TASK: Find the lines holding the string "name" in the data, then copy all of them.

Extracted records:
- - - -

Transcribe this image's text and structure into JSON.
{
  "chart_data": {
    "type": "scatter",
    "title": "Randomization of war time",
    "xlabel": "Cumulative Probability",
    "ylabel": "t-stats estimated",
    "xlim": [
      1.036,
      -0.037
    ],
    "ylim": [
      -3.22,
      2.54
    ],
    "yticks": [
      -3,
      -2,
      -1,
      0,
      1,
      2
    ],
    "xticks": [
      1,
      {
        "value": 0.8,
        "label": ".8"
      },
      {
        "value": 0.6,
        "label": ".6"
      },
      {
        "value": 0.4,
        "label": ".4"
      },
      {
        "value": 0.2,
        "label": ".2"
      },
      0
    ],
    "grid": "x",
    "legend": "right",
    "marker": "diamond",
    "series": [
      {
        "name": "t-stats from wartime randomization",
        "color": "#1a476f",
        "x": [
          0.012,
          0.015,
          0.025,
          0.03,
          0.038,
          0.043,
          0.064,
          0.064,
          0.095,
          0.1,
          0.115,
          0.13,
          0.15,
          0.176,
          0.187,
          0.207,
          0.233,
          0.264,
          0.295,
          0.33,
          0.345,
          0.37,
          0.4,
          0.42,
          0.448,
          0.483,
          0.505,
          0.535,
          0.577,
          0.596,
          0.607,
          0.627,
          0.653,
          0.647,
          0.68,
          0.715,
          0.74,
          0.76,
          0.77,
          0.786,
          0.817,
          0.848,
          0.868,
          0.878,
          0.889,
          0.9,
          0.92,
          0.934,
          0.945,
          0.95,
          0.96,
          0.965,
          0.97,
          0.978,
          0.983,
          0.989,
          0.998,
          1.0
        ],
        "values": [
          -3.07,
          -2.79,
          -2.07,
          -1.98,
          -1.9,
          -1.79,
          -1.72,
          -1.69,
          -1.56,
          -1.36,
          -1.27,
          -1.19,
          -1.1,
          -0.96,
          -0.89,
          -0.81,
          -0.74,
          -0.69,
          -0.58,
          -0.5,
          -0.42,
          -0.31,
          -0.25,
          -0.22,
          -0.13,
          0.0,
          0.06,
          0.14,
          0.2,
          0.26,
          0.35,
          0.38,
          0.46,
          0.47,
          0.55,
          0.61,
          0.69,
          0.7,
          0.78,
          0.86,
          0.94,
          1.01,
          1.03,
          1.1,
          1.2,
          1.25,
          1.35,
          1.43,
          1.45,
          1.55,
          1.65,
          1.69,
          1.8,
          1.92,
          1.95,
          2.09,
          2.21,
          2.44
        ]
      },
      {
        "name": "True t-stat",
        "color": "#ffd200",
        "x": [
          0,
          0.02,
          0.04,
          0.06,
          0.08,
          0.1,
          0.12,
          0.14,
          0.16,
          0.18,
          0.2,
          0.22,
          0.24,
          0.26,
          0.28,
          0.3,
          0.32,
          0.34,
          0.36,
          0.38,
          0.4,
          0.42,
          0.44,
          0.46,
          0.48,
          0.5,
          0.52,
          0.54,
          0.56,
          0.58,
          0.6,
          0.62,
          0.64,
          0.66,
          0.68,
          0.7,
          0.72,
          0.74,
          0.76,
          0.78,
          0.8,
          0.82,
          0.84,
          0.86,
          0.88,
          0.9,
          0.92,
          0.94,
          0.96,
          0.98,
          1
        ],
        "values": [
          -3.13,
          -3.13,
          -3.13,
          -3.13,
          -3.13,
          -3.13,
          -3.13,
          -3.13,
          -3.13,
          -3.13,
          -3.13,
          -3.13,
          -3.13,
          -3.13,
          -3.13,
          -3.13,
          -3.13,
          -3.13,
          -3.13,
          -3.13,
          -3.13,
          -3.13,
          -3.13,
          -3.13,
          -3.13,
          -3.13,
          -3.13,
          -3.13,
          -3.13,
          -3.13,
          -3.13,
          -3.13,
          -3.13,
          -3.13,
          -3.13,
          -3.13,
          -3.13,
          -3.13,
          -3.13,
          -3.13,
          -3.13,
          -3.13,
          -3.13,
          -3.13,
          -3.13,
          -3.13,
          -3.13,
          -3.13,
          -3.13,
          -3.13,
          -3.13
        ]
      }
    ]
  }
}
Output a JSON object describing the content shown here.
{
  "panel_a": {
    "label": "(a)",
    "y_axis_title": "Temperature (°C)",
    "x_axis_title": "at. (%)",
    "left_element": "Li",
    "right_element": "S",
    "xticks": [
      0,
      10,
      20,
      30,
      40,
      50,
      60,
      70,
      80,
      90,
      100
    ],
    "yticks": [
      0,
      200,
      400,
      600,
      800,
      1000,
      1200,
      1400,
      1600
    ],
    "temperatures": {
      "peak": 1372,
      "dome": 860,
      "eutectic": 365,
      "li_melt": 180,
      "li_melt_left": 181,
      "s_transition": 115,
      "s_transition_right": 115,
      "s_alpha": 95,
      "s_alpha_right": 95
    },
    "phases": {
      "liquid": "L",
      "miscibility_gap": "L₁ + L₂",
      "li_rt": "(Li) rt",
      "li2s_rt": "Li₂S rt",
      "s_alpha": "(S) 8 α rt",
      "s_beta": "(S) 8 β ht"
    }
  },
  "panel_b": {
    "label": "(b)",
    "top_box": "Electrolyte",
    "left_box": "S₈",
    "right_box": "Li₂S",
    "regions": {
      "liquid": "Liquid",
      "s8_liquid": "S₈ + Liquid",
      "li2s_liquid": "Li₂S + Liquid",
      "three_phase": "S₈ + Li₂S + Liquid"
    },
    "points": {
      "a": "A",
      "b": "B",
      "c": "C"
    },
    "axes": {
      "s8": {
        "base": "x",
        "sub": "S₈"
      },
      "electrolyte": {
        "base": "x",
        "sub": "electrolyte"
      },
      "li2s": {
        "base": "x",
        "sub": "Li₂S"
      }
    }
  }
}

- - - -

REPLY TO THE EXERCISE:
        "name": "t-stats from wartime randomization",
        "name": "True t-stat",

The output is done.